Repeat the lines that follow, leaving nothing out.

** START OF MATERIAL FOR THIS TASK **

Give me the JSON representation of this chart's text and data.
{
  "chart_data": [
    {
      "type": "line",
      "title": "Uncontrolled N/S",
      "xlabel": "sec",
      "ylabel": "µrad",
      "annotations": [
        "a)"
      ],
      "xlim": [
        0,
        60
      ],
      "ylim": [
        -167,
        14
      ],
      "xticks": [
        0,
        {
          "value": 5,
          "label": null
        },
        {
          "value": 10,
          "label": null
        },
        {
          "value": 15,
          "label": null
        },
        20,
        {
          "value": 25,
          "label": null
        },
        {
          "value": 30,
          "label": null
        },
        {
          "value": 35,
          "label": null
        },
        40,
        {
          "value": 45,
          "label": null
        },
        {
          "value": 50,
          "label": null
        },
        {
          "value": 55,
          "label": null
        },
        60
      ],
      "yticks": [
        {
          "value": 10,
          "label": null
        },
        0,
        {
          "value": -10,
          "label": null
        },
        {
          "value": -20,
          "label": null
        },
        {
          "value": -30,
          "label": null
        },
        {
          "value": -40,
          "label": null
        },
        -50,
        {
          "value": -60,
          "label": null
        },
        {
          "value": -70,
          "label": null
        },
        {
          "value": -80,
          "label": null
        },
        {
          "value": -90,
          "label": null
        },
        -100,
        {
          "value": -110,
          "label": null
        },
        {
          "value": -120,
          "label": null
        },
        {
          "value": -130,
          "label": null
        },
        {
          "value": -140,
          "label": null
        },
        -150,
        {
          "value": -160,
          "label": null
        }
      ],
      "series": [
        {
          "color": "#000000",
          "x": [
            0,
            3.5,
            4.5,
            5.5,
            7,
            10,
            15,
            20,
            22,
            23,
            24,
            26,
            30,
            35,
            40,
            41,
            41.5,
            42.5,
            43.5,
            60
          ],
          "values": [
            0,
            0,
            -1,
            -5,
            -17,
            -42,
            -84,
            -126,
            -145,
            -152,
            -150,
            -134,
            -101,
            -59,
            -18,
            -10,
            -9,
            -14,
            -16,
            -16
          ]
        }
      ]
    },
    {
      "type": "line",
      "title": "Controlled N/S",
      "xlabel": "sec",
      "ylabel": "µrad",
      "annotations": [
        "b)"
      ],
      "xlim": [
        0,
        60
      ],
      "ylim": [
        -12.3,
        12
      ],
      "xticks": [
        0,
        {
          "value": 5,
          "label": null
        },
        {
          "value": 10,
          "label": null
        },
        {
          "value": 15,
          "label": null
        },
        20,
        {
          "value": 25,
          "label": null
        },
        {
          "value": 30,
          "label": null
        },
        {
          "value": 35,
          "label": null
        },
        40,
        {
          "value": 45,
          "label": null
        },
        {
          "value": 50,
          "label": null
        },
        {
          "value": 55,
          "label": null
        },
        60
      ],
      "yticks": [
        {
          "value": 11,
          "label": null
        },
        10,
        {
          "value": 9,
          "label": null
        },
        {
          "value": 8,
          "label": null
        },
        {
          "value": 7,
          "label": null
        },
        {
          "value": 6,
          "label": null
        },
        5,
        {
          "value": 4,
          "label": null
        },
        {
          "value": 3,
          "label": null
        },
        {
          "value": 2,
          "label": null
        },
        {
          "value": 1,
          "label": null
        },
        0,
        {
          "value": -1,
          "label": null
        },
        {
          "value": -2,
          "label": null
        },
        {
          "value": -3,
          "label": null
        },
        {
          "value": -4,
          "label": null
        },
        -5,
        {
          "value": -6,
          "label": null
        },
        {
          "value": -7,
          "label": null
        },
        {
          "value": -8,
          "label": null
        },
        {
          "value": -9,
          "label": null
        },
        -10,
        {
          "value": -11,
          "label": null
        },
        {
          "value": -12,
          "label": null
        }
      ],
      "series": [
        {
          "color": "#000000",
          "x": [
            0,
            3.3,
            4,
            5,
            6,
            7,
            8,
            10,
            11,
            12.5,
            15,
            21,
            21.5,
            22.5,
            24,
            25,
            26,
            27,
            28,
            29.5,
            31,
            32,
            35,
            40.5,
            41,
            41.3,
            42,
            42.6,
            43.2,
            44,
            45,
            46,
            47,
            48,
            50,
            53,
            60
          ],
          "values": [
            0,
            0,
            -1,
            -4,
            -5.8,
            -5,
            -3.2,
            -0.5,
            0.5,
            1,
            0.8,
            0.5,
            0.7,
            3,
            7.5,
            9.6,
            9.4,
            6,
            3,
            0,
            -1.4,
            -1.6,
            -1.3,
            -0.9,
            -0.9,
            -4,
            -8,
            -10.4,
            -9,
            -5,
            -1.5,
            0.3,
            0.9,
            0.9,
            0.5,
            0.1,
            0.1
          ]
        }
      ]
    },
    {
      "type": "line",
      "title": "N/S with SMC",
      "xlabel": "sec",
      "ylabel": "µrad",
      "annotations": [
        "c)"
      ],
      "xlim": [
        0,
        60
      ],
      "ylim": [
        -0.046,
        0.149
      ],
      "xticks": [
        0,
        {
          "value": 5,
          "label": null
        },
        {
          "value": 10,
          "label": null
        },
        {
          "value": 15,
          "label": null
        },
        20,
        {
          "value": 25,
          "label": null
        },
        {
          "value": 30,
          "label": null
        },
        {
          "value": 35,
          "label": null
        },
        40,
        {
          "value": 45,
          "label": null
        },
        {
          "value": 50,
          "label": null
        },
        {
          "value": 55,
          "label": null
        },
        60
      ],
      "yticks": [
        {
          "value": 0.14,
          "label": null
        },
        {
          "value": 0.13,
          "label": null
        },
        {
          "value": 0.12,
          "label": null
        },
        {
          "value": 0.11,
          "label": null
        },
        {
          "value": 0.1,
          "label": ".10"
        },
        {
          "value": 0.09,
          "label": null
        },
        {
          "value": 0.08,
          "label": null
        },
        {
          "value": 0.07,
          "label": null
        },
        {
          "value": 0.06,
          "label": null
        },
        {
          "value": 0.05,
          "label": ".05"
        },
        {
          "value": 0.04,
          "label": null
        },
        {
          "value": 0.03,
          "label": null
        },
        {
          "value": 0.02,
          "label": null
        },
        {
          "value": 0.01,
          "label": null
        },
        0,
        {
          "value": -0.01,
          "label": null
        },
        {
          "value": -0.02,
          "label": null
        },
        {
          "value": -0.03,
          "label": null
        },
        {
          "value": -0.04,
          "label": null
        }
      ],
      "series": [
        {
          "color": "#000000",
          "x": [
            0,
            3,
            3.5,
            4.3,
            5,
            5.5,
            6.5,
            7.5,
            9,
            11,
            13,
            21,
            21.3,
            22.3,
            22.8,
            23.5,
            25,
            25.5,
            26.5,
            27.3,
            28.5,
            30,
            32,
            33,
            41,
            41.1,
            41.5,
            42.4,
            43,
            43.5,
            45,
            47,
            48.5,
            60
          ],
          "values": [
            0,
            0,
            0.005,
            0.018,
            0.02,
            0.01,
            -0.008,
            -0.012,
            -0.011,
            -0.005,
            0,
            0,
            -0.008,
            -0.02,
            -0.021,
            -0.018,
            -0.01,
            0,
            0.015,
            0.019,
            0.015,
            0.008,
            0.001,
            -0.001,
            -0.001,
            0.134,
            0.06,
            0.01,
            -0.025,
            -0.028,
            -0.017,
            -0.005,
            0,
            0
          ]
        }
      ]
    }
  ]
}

** END OF MATERIAL FOR THIS TASK **

■ ANSWER TO THIS PROBLEM:
Give me the JSON representation of this chart's text and data.
{
  "chart_data": [
    {
      "type": "line",
      "title": "Uncontrolled N/S",
      "xlabel": "sec",
      "ylabel": "µrad",
      "annotations": [
        "a)"
      ],
      "xlim": [
        0,
        60
      ],
      "ylim": [
        -167,
        14
      ],
      "xticks": [
        0,
        {
          "value": 5,
          "label": null
        },
        {
          "value": 10,
          "label": null
        },
        {
          "value": 15,
          "label": null
        },
        20,
        {
          "value": 25,
          "label": null
        },
        {
          "value": 30,
          "label": null
        },
        {
          "value": 35,
          "label": null
        },
        40,
        {
          "value": 45,
          "label": null
        },
        {
          "value": 50,
          "label": null
        },
        {
          "value": 55,
          "label": null
        },
        60
      ],
      "yticks": [
        {
          "value": 10,
          "label": null
        },
        0,
        {
          "value": -10,
          "label": null
        },
        {
          "value": -20,
          "label": null
        },
        {
          "value": -30,
          "label": null
        },
        {
          "value": -40,
          "label": null
        },
        -50,
        {
          "value": -60,
          "label": null
        },
        {
          "value": -70,
          "label": null
        },
        {
          "value": -80,
          "label": null
        },
        {
          "value": -90,
          "label": null
        },
        -100,
        {
          "value": -110,
          "label": null
        },
        {
          "value": -120,
          "label": null
        },
        {
          "value": -130,
          "label": null
        },
        {
          "value": -140,
          "label": null
        },
        -150,
        {
          "value": -160,
          "label": null
        }
      ],
      "series": [
        {
          "color": "#000000",
          "x": [
            0,
            3.5,
            4.5,
            5.5,
            7,
            10,
            15,
            20,
            22,
            23,
            24,
            26,
            30,
            35,
            40,
            41,
            41.5,
            42.5,
            43.5,
            60
          ],
          "values": [
            0,
            0,
            -1,
            -5,
            -17,
            -42,
            -84,
            -126,
            -145,
            -152,
            -150,
            -134,
            -101,
            -59,
            -18,
            -10,
            -9,
            -14,
            -16,
            -16
          ]
        }
      ]
    },
    {
      "type": "line",
      "title": "Controlled N/S",
      "xlabel": "sec",
      "ylabel": "µrad",
      "annotations": [
        "b)"
      ],
      "xlim": [
        0,
        60
      ],
      "ylim": [
        -12.3,
        12
      ],
      "xticks": [
        0,
        {
          "value": 5,
          "label": null
        },
        {
          "value": 10,
          "label": null
        },
        {
          "value": 15,
          "label": null
        },
        20,
        {
          "value": 25,
          "label": null
        },
        {
          "value": 30,
          "label": null
        },
        {
          "value": 35,
          "label": null
        },
        40,
        {
          "value": 45,
          "label": null
        },
        {
          "value": 50,
          "label": null
        },
        {
          "value": 55,
          "label": null
        },
        60
      ],
      "yticks": [
        {
          "value": 11,
          "label": null
        },
        10,
        {
          "value": 9,
          "label": null
        },
        {
          "value": 8,
          "label": null
        },
        {
          "value": 7,
          "label": null
        },
        {
          "value": 6,
          "label": null
        },
        5,
        {
          "value": 4,
          "label": null
        },
        {
          "value": 3,
          "label": null
        },
        {
          "value": 2,
          "label": null
        },
        {
          "value": 1,
          "label": null
        },
        0,
        {
          "value": -1,
          "label": null
        },
        {
          "value": -2,
          "label": null
        },
        {
          "value": -3,
          "label": null
        },
        {
          "value": -4,
          "label": null
        },
        -5,
        {
          "value": -6,
          "label": null
        },
        {
          "value": -7,
          "label": null
        },
        {
          "value": -8,
          "label": null
        },
        {
          "value": -9,
          "label": null
        },
        -10,
        {
          "value": -11,
          "label": null
        },
        {
          "value": -12,
          "label": null
        }
      ],
      "series": [
        {
          "color": "#000000",
          "x": [
            0,
            3.3,
            4,
            5,
            6,
            7,
            8,
            10,
            11,
            12.5,
            15,
            21,
            21.5,
            22.5,
            24,
            25,
            26,
            27,
            28,
            29.5,
            31,
            32,
            35,
            40.5,
            41,
            41.3,
            42,
            42.6,
            43.2,
            44,
            45,
            46,
            47,
            48,
            50,
            53,
            60
          ],
          "values": [
            0,
            0,
            -1,
            -4,
            -5.8,
            -5,
            -3.2,
            -0.5,
            0.5,
            1,
            0.8,
            0.5,
            0.7,
            3,
            7.5,
            9.6,
            9.4,
            6,
            3,
            0,
            -1.4,
            -1.6,
            -1.3,
            -0.9,
            -0.9,
            -4,
            -8,
            -10.4,
            -9,
            -5,
            -1.5,
            0.3,
            0.9,
            0.9,
            0.5,
            0.1,
            0.1
          ]
        }
      ]
    },
    {
      "type": "line",
      "title": "N/S with SMC",
      "xlabel": "sec",
      "ylabel": "µrad",
      "annotations": [
        "c)"
      ],
      "xlim": [
        0,
        60
      ],
      "ylim": [
        -0.046,
        0.149
      ],
      "xticks": [
        0,
        {
          "value": 5,
          "label": null
        },
        {
          "value": 10,
          "label": null
        },
        {
          "value": 15,
          "label": null
        },
        20,
        {
          "value": 25,
          "label": null
        },
        {
          "value": 30,
          "label": null
        },
        {
          "value": 35,
          "label": null
        },
        40,
        {
          "value": 45,
          "label": null
        },
        {
          "value": 50,
          "label": null
        },
        {
          "value": 55,
          "label": null
        },
        60
      ],
      "yticks": [
        {
          "value": 0.14,
          "label": null
        },
        {
          "value": 0.13,
          "label": null
        },
        {
          "value": 0.12,
          "label": null
        },
        {
          "value": 0.11,
          "label": null
        },
        {
          "value": 0.1,
          "label": ".10"
        },
        {
          "value": 0.09,
          "label": null
        },
        {
          "value": 0.08,
          "label": null
        },
        {
          "value": 0.07,
          "label": null
        },
        {
          "value": 0.06,
          "label": null
        },
        {
          "value": 0.05,
          "label": ".05"
        },
        {
          "value": 0.04,
          "label": null
        },
        {
          "value": 0.03,
          "label": null
        },
        {
          "value": 0.02,
          "label": null
        },
        {
          "value": 0.01,
          "label": null
        },
        0,
        {
          "value": -0.01,
          "label": null
        },
        {
          "value": -0.02,
          "label": null
        },
        {
          "value": -0.03,
          "label": null
        },
        {
          "value": -0.04,
          "label": null
        }
      ],
      "series": [
        {
          "color": "#000000",
          "x": [
            0,
            3,
            3.5,
            4.3,
            5,
            5.5,
            6.5,
            7.5,
            9,
            11,
            13,
            21,
            21.3,
            22.3,
            22.8,
            23.5,
            25,
            25.5,
            26.5,
            27.3,
            28.5,
            30,
            32,
            33,
            41,
            41.1,
            41.5,
            42.4,
            43,
            43.5,
            45,
            47,
            48.5,
            60
          ],
          "values": [
            0,
            0,
            0.005,
            0.018,
            0.02,
            0.01,
            -0.008,
            -0.012,
            -0.011,
            -0.005,
            0,
            0,
            -0.008,
            -0.02,
            -0.021,
            -0.018,
            -0.01,
            0,
            0.015,
            0.019,
            0.015,
            0.008,
            0.001,
            -0.001,
            -0.001,
            0.134,
            0.06,
            0.01,
            -0.025,
            -0.028,
            -0.017,
            -0.005,
            0,
            0
          ]
        }
      ]
    }
  ]
}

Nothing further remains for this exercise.